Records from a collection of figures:

####

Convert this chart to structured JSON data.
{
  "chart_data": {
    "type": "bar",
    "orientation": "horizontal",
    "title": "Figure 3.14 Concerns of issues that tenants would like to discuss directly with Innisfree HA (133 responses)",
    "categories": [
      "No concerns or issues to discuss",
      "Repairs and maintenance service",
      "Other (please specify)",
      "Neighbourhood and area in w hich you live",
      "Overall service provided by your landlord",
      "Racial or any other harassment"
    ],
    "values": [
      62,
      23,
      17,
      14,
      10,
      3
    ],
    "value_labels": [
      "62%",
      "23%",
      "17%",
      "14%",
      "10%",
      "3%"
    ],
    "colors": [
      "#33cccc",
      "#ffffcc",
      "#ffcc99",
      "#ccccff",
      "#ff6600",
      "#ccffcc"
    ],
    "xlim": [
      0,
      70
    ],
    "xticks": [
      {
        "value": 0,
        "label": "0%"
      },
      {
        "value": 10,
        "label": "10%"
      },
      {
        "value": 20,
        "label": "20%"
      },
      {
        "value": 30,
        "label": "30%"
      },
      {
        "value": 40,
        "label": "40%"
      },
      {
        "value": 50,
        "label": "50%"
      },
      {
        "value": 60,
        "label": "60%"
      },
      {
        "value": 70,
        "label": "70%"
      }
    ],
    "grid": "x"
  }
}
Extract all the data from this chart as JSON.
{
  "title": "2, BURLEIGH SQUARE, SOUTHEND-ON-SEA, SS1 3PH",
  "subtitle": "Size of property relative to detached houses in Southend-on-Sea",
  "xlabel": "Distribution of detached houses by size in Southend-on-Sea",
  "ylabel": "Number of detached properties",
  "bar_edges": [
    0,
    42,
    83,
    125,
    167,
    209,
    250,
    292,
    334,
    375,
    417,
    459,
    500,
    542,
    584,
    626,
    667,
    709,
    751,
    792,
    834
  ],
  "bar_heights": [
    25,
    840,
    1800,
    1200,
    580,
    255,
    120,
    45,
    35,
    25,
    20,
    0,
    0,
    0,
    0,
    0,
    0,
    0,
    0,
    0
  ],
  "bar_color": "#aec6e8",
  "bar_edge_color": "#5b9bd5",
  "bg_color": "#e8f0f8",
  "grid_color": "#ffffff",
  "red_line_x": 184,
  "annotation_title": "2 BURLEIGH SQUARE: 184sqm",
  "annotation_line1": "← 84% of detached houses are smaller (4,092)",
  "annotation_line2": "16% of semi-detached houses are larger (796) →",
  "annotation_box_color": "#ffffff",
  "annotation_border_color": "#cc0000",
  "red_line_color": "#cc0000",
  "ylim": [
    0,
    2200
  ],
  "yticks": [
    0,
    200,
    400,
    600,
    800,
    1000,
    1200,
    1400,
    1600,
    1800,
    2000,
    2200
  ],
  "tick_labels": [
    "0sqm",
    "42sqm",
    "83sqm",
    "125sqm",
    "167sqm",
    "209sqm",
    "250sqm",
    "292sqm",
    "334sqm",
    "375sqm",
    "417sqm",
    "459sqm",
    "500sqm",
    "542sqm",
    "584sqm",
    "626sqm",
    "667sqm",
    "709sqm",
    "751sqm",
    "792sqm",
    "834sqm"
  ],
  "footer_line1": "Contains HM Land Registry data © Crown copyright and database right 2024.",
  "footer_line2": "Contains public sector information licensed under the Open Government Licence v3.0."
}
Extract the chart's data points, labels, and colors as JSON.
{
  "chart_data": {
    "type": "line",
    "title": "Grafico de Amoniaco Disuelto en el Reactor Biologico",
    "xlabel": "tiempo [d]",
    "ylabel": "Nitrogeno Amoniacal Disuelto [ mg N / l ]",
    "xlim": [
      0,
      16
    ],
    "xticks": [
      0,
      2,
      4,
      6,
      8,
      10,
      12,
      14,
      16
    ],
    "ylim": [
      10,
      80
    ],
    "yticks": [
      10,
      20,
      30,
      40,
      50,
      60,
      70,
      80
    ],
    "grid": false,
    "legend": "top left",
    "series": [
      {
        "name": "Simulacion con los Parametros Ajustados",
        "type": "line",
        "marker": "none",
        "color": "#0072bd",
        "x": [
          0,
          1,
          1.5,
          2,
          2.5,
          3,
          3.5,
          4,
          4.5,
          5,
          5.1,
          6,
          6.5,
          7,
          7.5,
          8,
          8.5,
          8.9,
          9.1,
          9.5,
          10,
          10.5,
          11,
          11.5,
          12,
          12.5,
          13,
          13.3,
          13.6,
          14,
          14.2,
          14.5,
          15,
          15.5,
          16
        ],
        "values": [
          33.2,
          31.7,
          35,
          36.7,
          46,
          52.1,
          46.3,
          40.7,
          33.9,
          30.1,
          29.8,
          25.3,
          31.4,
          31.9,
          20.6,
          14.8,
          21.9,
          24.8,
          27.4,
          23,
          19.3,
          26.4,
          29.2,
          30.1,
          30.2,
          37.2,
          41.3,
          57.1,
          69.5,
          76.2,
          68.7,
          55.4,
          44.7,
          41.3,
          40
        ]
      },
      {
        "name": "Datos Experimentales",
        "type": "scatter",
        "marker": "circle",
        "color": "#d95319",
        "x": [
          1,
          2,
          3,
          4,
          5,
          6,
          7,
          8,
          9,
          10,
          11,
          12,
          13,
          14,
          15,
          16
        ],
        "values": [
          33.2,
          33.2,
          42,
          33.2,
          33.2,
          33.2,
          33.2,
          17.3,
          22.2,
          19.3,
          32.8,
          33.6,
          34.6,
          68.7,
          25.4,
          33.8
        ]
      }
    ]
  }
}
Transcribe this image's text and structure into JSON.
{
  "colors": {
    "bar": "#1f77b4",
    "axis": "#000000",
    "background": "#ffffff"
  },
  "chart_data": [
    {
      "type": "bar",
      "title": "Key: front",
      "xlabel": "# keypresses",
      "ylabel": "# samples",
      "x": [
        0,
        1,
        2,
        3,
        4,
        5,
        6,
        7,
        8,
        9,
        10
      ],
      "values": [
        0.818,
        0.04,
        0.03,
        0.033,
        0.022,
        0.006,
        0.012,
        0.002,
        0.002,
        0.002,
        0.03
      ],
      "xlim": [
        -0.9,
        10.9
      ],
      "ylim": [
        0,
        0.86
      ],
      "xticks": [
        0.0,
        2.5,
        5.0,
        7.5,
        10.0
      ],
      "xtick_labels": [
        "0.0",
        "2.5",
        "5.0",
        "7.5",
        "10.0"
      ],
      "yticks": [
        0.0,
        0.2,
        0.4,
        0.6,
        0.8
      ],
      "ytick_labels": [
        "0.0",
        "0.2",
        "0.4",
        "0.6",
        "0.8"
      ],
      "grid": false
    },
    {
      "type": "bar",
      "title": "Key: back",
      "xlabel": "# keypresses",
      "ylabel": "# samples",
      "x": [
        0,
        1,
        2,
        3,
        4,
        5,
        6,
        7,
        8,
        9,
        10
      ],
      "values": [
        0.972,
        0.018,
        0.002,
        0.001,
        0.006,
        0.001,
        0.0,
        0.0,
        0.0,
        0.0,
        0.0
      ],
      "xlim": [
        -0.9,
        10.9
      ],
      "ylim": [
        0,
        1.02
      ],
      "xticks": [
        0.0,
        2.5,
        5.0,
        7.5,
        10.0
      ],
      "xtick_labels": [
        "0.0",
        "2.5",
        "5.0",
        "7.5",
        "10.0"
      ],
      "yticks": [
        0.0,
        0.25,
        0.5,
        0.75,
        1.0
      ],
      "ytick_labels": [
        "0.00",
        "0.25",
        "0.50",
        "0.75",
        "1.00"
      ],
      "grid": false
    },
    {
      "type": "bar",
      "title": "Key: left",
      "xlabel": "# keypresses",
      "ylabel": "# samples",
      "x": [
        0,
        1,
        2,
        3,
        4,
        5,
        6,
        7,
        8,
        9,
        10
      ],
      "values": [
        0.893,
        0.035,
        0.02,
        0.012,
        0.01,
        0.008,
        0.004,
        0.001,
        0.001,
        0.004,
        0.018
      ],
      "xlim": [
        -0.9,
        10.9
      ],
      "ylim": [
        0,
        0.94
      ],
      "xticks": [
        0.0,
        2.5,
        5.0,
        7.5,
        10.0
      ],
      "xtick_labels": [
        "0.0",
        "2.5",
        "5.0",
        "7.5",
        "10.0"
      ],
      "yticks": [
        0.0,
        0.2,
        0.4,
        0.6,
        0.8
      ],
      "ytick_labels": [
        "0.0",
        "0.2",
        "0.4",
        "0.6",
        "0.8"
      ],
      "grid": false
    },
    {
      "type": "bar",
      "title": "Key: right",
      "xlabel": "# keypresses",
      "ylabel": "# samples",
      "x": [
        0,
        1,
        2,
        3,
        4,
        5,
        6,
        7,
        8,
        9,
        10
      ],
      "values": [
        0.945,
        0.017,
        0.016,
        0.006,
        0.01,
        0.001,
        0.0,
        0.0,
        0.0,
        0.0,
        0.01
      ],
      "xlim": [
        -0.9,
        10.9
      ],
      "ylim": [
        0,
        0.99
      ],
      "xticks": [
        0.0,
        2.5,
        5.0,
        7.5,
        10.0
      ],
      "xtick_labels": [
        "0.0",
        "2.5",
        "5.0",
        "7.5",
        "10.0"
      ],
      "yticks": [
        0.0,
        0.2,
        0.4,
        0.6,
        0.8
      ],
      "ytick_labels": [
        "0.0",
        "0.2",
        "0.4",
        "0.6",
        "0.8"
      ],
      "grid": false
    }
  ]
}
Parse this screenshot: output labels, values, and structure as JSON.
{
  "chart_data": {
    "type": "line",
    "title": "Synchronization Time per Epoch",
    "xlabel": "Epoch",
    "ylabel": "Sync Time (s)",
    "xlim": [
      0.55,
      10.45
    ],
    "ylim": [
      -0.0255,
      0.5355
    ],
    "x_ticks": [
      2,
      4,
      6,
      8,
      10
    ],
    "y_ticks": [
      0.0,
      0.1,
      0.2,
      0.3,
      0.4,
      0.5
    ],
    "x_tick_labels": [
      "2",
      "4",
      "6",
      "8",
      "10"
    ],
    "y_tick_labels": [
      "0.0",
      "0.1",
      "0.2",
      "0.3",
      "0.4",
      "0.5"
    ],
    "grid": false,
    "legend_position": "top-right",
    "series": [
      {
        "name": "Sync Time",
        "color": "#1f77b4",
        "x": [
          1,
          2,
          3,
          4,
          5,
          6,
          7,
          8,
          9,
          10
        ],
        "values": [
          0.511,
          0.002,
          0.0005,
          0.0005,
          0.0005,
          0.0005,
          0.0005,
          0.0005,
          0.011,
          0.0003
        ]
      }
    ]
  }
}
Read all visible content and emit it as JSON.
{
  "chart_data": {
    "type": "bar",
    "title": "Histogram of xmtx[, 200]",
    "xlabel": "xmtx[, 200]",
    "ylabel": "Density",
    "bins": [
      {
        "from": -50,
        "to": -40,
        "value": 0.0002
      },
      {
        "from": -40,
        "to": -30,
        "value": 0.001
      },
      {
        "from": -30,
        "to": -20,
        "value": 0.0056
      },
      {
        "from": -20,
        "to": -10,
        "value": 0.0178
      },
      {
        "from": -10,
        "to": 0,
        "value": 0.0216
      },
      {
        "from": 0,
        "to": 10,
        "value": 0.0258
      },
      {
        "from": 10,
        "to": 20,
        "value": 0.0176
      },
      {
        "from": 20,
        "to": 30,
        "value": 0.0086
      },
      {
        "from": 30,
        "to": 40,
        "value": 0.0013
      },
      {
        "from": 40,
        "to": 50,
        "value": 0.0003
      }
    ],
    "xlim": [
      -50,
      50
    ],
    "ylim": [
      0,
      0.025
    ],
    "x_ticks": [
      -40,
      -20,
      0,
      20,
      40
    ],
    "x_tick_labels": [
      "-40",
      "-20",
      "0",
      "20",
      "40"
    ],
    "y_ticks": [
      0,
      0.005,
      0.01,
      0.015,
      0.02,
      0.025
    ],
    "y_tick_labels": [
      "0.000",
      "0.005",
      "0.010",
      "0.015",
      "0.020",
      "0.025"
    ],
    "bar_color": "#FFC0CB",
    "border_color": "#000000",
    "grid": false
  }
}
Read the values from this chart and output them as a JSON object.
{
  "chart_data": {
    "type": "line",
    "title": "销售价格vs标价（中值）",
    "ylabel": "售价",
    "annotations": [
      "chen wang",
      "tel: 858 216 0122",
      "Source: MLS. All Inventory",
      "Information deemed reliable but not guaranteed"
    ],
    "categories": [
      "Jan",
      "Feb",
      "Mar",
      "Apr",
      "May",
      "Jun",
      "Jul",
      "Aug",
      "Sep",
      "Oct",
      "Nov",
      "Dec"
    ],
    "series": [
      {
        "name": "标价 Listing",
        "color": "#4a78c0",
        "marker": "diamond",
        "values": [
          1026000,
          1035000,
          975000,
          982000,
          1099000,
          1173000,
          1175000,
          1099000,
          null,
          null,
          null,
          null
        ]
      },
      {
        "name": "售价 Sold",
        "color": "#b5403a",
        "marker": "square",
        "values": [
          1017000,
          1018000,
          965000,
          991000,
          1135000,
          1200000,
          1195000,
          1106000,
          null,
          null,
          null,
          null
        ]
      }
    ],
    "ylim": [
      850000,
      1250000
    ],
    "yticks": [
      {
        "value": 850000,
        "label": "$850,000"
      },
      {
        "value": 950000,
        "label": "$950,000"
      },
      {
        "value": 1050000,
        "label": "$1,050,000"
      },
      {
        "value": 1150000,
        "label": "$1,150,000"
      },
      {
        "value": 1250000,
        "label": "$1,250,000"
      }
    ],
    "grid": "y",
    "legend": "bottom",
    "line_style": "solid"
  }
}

####

Aim — Return, word for word, each line from the line that contains "Read the values" to the end of the listing above; include both end lines and nothing else.

Result of the exercise —
Read the values from this chart and output them as a JSON object.
{
  "chart_data": {
    "type": "line",
    "title": "销售价格vs标价（中值）",
    "ylabel": "售价",
    "annotations": [
      "chen wang",
      "tel: 858 216 0122",
      "Source: MLS. All Inventory",
      "Information deemed reliable but not guaranteed"
    ],
    "categories": [
      "Jan",
      "Feb",
      "Mar",
      "Apr",
      "May",
      "Jun",
      "Jul",
      "Aug",
      "Sep",
      "Oct",
      "Nov",
      "Dec"
    ],
    "series": [
      {
        "name": "标价 Listing",
        "color": "#4a78c0",
        "marker": "diamond",
        "values": [
          1026000,
          1035000,
          975000,
          982000,
          1099000,
          1173000,
          1175000,
          1099000,
          null,
          null,
          null,
          null
        ]
      },
      {
        "name": "售价 Sold",
        "color": "#b5403a",
        "marker": "square",
        "values": [
          1017000,
          1018000,
          965000,
          991000,
          1135000,
          1200000,
          1195000,
          1106000,
          null,
          null,
          null,
          null
        ]
      }
    ],
    "ylim": [
      850000,
      1250000
    ],
    "yticks": [
      {
        "value": 850000,
        "label": "$850,000"
      },
      {
        "value": 950000,
        "label": "$950,000"
      },
      {
        "value": 1050000,
        "label": "$1,050,000"
      },
      {
        "value": 1150000,
        "label": "$1,150,000"
      },
      {
        "value": 1250000,
        "label": "$1,250,000"
      }
    ],
    "grid": "y",
    "legend": "bottom",
    "line_style": "solid"
  }
}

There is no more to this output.